Report how many lines in the records below contain the word "this". Give only the number.

## begin GIVEN DATA

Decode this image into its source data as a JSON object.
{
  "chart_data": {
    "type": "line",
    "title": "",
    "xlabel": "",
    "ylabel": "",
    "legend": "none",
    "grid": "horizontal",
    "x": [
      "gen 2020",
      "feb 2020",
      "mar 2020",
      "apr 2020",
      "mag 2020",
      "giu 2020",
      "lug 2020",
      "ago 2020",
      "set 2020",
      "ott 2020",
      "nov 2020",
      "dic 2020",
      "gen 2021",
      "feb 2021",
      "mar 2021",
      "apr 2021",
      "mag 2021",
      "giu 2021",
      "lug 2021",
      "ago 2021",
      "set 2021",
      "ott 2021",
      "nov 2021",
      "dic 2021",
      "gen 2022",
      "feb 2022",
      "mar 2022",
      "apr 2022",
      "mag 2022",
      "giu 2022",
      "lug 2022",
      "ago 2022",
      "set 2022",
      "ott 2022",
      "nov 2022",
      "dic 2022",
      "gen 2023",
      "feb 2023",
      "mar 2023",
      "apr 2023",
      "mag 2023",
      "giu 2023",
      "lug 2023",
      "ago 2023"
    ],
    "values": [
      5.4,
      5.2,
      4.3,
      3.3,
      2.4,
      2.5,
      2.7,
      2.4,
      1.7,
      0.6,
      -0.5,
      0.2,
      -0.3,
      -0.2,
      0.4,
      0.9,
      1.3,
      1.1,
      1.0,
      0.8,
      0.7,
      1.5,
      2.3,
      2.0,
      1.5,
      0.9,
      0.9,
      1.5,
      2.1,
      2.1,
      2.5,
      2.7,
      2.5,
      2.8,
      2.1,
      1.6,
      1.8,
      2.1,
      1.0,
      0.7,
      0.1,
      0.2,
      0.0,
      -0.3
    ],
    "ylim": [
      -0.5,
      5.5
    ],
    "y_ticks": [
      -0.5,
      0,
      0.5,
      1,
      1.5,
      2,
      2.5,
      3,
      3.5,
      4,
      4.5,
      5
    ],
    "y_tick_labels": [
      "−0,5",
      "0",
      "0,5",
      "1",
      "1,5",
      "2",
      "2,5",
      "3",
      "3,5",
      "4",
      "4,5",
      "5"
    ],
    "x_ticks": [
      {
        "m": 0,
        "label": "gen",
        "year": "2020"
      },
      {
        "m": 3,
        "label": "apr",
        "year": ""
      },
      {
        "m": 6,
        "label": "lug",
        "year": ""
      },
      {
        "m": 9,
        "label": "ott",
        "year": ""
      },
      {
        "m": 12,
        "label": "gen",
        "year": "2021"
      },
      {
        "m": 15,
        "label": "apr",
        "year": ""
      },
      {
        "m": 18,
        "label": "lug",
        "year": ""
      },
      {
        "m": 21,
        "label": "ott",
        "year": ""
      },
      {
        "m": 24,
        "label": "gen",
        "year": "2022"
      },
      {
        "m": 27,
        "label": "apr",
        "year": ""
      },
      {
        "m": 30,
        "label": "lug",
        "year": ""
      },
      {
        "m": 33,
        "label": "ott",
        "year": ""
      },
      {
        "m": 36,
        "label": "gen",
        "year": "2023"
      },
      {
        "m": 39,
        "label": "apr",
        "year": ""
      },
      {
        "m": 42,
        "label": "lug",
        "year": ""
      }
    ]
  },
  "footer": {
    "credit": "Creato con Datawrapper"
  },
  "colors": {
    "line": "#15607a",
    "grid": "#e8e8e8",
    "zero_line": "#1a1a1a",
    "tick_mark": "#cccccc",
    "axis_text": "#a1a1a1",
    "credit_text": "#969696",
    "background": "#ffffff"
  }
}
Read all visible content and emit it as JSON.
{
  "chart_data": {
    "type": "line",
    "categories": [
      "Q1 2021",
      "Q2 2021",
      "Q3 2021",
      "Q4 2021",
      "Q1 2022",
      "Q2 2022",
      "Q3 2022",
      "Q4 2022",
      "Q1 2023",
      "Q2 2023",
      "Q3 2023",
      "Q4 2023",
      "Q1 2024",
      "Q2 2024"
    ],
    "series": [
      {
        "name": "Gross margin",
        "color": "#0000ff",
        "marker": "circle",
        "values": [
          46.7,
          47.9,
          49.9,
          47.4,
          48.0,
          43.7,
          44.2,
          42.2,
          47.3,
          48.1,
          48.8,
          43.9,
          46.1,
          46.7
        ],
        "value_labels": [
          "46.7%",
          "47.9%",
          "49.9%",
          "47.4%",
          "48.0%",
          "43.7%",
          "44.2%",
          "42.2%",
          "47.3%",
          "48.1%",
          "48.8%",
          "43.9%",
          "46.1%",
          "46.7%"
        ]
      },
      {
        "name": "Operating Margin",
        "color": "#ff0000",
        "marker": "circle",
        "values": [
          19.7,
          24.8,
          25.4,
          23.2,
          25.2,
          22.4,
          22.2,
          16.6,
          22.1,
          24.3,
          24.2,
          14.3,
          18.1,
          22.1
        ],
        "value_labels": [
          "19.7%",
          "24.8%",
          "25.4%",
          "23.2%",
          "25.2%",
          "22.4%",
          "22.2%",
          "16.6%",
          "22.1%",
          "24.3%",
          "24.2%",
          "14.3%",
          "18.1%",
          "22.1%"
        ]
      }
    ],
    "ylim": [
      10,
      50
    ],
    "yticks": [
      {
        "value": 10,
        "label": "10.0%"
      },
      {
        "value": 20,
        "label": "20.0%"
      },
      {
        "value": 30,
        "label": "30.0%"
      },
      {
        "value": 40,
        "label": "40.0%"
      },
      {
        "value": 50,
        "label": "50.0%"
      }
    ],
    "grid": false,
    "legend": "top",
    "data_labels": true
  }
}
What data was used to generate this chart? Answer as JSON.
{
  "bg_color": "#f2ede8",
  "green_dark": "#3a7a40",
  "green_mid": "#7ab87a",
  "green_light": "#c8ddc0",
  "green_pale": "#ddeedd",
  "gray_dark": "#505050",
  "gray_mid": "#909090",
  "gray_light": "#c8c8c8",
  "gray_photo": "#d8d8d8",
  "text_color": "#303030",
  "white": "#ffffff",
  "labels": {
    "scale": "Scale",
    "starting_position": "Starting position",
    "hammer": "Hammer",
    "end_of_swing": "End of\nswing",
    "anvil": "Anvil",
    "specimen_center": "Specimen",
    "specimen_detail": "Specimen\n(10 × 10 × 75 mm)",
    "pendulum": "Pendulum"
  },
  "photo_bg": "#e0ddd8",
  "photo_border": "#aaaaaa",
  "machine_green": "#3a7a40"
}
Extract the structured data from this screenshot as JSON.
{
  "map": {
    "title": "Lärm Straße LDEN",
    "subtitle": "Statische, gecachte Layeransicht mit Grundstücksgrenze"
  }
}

## end GIVEN DATA

**RESPONSE TO THE TASK:** 3